▸ Page excerpt:
------------

The eTCL calculator is working well in the expected range of operation: 1) N >> 10, 2) time interval of 90 to 365 days of year, and 3) constant failure rate over year. The calculator is purposely left flexible on input limits, but there are some cautions. Since confidence levels are used in the eTCL calculator, there must be sufficient N (10,20,50 points) to establish a 95% or other confidence interval of desirably small percentile width (2%,1%,0.5% width). Also, there should be sufficient N (50 points) in the parts distribution to fall under the Central Limit Theorem. The Central Limit Theorem allows treatment of the parts distribution as a normal distribution and allows the treatment and accuracy of the sigma breakpoints used in the spare parts function. The distance accuracy of the sigma breakpoints from the center mean point in the spare parts function is directly proportional to number of parts: N=10,20,50 points = 2*2%,2*1%, 2*0.5% spare parts accuracy.

Pseudocode and Equations

    MTBF = mean time between failures in hours = 10E9*(1/FIT).
    8760 hours = 1 year
    N = number of maintained parts or devices, points cited in distribution
    S = number of spare parts or devices in inventory or ordered per time interval 
    sigma  = standard deviation of parts distribution,
    sigma = 1, especially if parts modeled as normal distribution
    AFR = 1/(MTBF in years)
    MTTF = mean time to failure
    MTTR= mean time to repair
    MTBF = MTTF + MTTR
    MTTF = (time_interval*number_devices_tested)/ (number devices failed)
   (number devices failed) =  (time_interval*number_devices_tested)/ MTTF
    if {MTTR <<  MTTF} {MTBF is roughly equivalent to MTTF}
    MTTF(D) = 2 · MTTF()  , where
    MTTF(D) is considered dangerous or catastrophic failure,1/2 of failures
    and MTTF() considered non-dangerous, 1/2 of failures
    MTTF(D) = 2 · MTBF  , under certain conditions {MTTR <<  MTTF}
    average failures over time interval= n_quantity*AFR percent*1E-2* (time_interval_days/365 days in year)
    spare devices  >  failures over time interval,  minimal design criterion
    spare devices  >  2 * average failures over time interval, trial design criterion
    spare devices >  failures per year + 0.13* sqrt (failures per year)  , rule of thumb for >55% confidence
    spare devices >  failures per year + 0.5* sqrt (failures per year)  , rule of thumb for >68% confidence
    spare devices >  failures per year + 1.* sqrt (failures per year)  , rule of thumb for >84% confidence
    spare devices >  failures per year + 1.65* sqrt (failures per year)  , rule of thumb for >95% confidence
    spare devices > failures per year + 2.* sqrt (failures per year)  , rule of thumb for >97% confidence
    spare devices > failures per year + 2.5* sqrt (failures per year)  , rule of thumb for >99% confidence
    spare devices > failures per year + 3.* sqrt (failures per year)  , rule of thumb for >99.9% confidence
    repairable > MTBF
    non-repairable > MTTF
    FIT failures in time = failures per billion device_hours
    FIT reports normally use a 60% confidence level
    number of expected failures=FIT*Operating hours * number of devices
    DPPM= Defects per parts per million
    exponential  probability distribution >  electronic components
    lognormal probability distribution  >  incandescent  lightbulbs, lasers,tires
    Availability = MTTF/MTBF
    operational availability, Ao=time_on/(time_on+time_off)

------------

▸ Extracted material:

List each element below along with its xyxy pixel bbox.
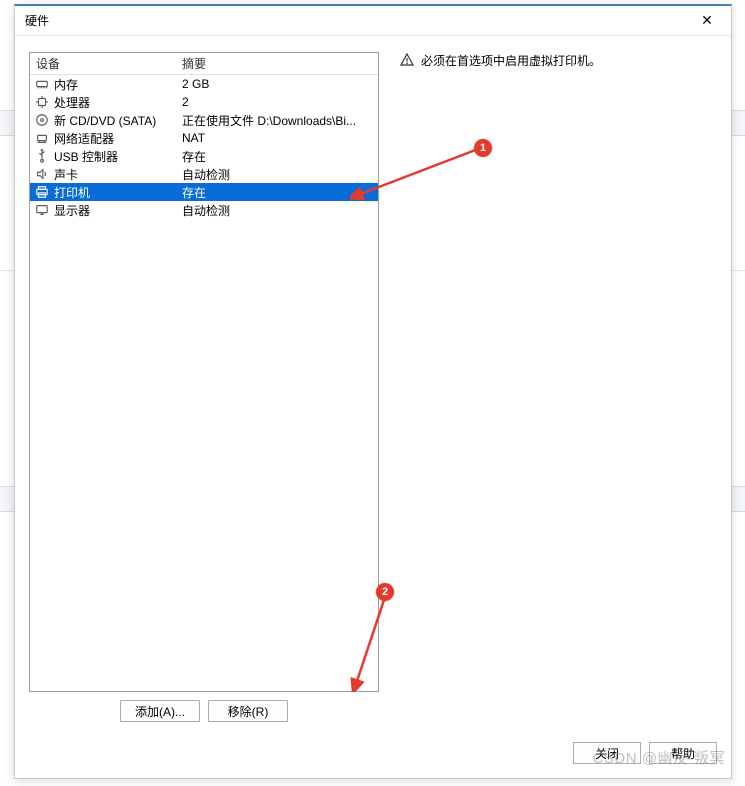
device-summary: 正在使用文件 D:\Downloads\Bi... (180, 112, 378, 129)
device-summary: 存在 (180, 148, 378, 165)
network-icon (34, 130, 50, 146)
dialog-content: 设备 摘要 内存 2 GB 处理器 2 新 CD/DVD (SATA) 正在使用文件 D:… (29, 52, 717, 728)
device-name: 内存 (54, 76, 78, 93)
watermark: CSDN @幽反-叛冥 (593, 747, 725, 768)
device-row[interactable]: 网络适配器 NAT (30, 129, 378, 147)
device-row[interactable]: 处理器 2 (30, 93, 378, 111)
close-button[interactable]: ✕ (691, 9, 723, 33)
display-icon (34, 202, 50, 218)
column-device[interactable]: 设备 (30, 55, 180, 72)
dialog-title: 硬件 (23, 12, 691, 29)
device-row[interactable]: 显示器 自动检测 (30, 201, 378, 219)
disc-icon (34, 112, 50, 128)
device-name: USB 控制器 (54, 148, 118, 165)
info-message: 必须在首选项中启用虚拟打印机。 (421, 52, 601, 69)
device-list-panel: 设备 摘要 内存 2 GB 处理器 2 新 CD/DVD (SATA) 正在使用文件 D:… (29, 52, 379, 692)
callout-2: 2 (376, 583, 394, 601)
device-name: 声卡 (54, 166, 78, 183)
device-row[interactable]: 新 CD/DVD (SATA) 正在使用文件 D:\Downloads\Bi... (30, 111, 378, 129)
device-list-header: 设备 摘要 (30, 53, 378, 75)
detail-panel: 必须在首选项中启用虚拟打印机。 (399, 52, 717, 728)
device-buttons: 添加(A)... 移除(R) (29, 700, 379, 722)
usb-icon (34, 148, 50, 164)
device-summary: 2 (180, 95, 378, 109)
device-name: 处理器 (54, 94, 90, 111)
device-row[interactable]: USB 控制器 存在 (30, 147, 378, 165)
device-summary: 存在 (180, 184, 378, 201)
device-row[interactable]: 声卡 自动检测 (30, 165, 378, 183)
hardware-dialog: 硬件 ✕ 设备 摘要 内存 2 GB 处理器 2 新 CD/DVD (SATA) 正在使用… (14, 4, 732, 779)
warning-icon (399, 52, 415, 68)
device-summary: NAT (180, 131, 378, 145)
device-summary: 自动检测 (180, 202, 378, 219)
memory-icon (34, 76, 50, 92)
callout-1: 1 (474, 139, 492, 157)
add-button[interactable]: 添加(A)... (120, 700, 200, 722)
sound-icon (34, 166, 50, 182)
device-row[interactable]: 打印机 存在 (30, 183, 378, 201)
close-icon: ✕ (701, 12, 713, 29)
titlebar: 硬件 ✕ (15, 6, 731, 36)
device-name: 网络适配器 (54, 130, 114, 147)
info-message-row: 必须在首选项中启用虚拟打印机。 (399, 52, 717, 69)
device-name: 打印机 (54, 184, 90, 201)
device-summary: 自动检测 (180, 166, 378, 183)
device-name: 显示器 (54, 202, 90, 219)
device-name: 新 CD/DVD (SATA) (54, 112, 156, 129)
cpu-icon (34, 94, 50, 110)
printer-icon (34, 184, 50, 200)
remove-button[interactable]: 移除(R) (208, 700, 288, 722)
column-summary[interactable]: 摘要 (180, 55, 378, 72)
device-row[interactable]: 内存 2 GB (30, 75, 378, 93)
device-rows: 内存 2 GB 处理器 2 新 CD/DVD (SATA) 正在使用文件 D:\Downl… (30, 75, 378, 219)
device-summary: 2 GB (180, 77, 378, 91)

------------

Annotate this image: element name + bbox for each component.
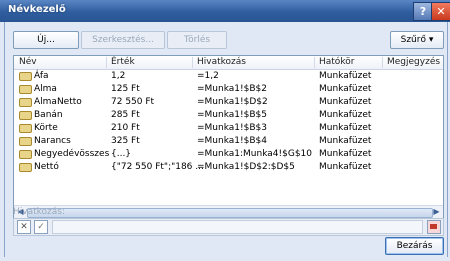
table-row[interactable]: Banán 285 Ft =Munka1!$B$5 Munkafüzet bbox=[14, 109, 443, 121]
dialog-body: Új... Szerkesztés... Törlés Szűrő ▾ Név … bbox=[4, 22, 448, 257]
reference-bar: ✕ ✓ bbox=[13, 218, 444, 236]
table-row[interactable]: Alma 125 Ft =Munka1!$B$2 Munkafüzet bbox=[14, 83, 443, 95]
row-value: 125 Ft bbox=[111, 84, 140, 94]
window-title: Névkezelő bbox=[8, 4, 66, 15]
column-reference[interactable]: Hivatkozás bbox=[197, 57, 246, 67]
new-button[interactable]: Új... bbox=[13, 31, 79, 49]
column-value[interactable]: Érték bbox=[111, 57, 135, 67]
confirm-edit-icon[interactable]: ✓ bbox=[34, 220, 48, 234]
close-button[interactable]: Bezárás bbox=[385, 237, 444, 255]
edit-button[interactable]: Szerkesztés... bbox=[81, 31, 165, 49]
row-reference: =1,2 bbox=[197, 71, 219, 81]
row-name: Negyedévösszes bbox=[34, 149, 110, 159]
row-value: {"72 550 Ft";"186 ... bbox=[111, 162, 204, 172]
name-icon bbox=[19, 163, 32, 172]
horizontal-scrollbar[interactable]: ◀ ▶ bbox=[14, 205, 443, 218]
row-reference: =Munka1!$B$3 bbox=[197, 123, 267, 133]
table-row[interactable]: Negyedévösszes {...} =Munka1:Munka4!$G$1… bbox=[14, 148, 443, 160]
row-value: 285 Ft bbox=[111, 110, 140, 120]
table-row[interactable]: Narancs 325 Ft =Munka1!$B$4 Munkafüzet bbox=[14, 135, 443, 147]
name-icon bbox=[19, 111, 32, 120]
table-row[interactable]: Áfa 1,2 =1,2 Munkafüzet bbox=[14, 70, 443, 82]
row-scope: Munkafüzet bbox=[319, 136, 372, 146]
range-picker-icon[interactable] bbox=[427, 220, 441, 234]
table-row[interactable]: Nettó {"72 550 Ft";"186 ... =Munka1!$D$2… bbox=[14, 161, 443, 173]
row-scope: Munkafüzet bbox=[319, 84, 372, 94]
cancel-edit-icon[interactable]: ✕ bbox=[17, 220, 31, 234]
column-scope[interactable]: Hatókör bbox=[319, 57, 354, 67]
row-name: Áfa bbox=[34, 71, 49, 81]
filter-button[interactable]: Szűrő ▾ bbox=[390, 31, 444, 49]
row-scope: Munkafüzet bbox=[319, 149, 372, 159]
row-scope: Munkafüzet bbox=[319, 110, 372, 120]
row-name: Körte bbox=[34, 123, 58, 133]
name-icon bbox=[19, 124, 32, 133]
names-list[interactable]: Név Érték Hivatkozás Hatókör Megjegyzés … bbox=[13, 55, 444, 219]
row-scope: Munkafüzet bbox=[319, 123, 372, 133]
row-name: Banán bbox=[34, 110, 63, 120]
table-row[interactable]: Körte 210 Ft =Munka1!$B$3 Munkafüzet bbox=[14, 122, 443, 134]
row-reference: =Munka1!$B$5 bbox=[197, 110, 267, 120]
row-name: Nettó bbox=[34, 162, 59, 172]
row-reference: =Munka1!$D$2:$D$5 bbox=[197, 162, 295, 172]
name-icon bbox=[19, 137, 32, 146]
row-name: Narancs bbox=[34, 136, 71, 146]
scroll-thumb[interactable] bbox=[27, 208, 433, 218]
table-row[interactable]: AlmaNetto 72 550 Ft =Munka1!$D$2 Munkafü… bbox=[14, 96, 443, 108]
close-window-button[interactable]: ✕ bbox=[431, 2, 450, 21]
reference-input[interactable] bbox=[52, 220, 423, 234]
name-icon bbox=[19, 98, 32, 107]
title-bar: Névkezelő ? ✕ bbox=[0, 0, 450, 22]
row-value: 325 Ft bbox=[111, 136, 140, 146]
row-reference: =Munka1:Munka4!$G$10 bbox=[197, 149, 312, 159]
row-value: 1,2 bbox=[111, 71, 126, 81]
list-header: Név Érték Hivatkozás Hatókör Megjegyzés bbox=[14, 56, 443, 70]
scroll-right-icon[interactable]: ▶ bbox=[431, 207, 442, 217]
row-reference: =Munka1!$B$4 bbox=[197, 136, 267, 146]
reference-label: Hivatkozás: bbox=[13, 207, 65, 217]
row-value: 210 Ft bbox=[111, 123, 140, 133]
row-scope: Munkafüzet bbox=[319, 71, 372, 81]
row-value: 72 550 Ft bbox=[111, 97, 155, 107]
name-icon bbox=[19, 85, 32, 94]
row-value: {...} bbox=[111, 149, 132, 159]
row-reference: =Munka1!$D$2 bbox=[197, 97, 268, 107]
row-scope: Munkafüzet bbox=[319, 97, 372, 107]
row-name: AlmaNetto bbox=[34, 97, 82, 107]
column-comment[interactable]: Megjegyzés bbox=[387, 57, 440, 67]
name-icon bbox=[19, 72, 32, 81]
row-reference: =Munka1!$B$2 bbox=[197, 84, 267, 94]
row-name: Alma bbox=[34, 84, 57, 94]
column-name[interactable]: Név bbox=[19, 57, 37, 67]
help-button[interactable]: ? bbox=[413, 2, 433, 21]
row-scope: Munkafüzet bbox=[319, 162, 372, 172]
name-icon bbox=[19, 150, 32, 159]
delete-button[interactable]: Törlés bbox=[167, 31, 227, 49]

------------

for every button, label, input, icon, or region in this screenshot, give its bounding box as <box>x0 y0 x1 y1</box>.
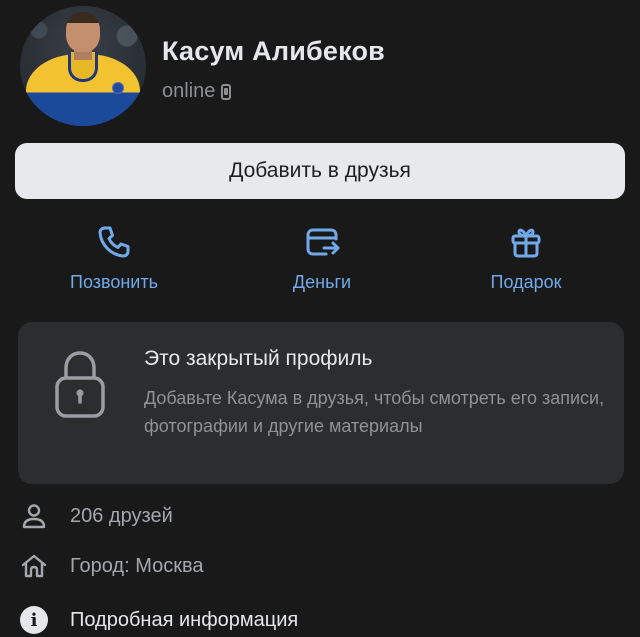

------------

▸ Stated exercise: In the page excerpt on spare parts and failure rates, list every confidence level for which a rule of thumb for spare devices is given, along with the multiplier applied to the square root of failures per year.

▸ Exercise solution:
- Over 55% confidence: 0.13
- Over 68% confidence: 0.5
- Over 84% confidence: 1
- Over 95% confidence: 1.65
- Over 97% confidence: 2
- Over 99% confidence: 2.5
- Over 99.9% confidence: 3